Source document —
Make-to-order inventory means that instead of stocking products, a company will begin production on an item once a manufacturing order is received. This technique aims to maximize storage space to avoid ending up with dead stock. This allows for greater personalization. Although, a downside is that a spike in demand could strain your business while trying to fulfill orders.

Assemble-to-order (ATO)

Assemble-to-order means the components to make the final finished product are stocked and ready for assembly when a sales order is received. This means the products might have some customizability, but not to the same extent as make-to-order.

Once you’ve figured out the ideal inventory management method, you will need good manufacturing inventory software that provides you with real-time visibility, freeing up your resources to stay focused on manufacturing your products.

For now, we’re going to investigate the inner workings of a manufacturing business, seeing how they operate and highlighting any areas that will be useful for you.

The narrative of a manufacturer

smart-manufacturing-for-modern-manufacturers

Now that you have a better understanding of the industry and may feel more confident to pursue your fantasy of becoming a manufacturer, where should you start? Or perhaps you’ve already started, but something doesn’t appear to be working, and you just can’t figure out where the issue hides.

In this section, we’ll explain what a manufacturer must do, consider, and, more importantly, how to prepare if they wish to survive in this highly-competitive industry. We’ll also try to achieve this in a logical order, from the very beginning (your idea) to selling your goods.

Prototyping

You have your idea, and even though you’d love to instantly invest everything you have to get this out into the public sphere, you simply can’t.

Maybe it’d be a good idea to attend showrooms and conventions to see if anyone is manufacturing a similar product to you. It might be that you could need to contract a manufacturer, and this would be a good place to look if you’re unable to create a prototype yourself. Either way, as soon as you have the prototype, test, improve, test, improve, test, improve. Don’t forget to receive invaluable feedback from others.

If you’re onto a revolutionary invention, it might also be worth looking into securing a patent on your design.

Set of tasks —
1 – Revise the manufacturing article from "Maybe it’d be" through "feedback from others.", putting "trade fairs" wherever "showrooms" appears.
2 – Check each statement against the manufacturing article. Answer yes or no, and quote the words that decide it. (a) Under make-to-order, production on an item begins once a manufacturing order is received. (b) Assemble-to-order allows the same degree of customizability as make-to-order. (c) The article says every design should be patented.
The material that comes after this article stands on its own and is separate from it.

Excerpted data —

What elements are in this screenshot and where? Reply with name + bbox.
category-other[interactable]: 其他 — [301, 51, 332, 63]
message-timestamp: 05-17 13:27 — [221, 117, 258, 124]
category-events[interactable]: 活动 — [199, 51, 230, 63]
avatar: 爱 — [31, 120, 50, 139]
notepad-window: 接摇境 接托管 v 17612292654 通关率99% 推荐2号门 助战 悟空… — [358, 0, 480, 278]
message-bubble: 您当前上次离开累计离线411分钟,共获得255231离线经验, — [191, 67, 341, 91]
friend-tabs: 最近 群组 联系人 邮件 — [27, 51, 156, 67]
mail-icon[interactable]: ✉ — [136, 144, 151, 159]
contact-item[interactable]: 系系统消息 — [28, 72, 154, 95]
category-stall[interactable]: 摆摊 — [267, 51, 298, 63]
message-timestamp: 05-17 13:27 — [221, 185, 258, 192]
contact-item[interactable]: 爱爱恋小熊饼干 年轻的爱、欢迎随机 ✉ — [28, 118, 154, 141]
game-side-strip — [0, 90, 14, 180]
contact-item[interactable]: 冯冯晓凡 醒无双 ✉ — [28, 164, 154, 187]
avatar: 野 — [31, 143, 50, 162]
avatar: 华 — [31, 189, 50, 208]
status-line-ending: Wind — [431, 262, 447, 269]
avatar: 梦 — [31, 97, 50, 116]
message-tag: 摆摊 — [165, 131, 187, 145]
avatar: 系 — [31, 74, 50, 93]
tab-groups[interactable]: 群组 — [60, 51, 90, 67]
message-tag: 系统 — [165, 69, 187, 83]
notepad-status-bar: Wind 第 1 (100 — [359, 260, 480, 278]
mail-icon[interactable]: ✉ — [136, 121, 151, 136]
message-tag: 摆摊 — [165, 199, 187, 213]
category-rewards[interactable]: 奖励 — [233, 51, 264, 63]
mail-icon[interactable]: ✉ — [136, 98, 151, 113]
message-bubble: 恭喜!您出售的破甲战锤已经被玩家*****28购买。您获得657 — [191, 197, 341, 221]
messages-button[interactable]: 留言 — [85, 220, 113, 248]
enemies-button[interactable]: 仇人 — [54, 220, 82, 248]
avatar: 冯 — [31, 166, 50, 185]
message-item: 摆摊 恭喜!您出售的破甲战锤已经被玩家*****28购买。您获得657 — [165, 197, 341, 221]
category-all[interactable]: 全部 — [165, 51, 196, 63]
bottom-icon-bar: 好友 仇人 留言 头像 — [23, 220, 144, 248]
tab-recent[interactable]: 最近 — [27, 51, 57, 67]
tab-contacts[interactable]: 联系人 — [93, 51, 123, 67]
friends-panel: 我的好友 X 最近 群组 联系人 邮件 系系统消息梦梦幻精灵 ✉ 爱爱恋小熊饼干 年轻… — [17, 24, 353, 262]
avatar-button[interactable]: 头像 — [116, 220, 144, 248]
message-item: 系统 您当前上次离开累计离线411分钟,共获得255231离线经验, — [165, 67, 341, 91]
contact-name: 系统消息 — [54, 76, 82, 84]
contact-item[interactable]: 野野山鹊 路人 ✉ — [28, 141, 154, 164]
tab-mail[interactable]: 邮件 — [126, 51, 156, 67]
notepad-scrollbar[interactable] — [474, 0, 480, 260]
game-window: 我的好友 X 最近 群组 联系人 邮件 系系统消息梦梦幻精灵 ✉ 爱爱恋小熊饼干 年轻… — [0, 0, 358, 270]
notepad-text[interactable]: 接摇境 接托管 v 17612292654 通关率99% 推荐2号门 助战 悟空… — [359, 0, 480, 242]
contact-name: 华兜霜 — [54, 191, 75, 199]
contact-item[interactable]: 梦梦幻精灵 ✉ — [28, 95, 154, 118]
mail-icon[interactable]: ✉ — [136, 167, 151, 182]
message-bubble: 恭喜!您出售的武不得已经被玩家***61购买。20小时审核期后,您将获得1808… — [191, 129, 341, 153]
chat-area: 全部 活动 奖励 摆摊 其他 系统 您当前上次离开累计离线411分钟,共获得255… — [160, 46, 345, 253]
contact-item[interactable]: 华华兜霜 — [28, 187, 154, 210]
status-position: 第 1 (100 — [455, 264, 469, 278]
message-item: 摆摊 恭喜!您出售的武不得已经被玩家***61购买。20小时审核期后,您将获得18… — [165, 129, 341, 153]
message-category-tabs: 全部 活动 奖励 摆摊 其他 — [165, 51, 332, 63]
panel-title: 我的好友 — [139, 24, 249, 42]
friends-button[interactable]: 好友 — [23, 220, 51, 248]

--

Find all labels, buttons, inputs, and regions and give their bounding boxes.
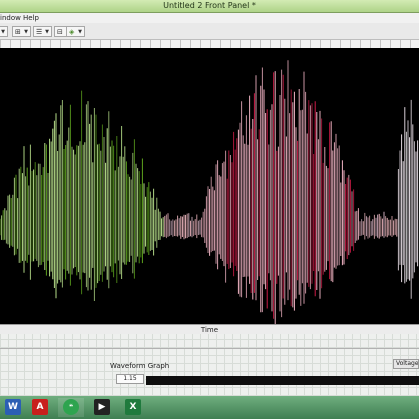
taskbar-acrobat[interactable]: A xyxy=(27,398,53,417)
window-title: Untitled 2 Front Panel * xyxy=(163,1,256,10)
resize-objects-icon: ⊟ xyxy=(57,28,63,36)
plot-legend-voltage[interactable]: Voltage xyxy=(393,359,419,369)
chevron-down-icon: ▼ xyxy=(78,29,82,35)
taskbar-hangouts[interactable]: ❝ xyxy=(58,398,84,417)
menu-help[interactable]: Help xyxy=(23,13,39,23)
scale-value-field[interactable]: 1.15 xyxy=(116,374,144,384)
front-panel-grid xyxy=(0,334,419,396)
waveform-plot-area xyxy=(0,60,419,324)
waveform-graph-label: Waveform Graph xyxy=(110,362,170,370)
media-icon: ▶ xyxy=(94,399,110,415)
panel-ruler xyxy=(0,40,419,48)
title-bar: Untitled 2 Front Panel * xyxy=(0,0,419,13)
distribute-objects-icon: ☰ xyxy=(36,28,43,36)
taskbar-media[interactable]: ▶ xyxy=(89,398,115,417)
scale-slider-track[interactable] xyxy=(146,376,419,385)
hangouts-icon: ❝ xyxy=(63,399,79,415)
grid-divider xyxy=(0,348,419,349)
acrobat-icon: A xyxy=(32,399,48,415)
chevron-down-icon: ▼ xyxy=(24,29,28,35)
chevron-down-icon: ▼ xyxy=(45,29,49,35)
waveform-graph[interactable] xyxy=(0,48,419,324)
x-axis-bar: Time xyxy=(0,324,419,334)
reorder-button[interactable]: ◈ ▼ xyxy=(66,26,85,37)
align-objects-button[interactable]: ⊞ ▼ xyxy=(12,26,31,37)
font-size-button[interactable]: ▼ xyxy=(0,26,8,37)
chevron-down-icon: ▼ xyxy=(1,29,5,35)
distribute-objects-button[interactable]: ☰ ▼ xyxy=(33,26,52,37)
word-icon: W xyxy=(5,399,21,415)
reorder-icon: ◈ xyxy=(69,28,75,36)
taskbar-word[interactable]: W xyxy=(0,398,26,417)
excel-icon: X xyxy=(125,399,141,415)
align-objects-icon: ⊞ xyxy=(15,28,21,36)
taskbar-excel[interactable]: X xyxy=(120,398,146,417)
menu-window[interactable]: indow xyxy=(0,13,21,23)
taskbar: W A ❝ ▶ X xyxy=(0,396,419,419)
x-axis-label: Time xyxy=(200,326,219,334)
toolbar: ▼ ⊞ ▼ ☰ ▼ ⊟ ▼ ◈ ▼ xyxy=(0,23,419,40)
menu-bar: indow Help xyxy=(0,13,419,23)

Solutions in order —
1 –
Maybe it’d be a good idea to attend trade fairs and conventions to see if anyone is manufacturing a similar product to you. It might be that you could need to contract a manufacturer, and this would be a good place to look if you’re unable to create a prototype yourself. Either way, as soon as you have the prototype, test, improve, test, improve, test, improve. Don’t forget to receive invaluable feedback from others.

2 –
(a) Yes: "a company will begin production on an item once a manufacturing order is received."
(b) No: "the products might have some customizability, but not to the same extent as make-to-order."
(c) No: "If you’re onto a revolutionary invention, it might also be worth looking into securing a patent on your design."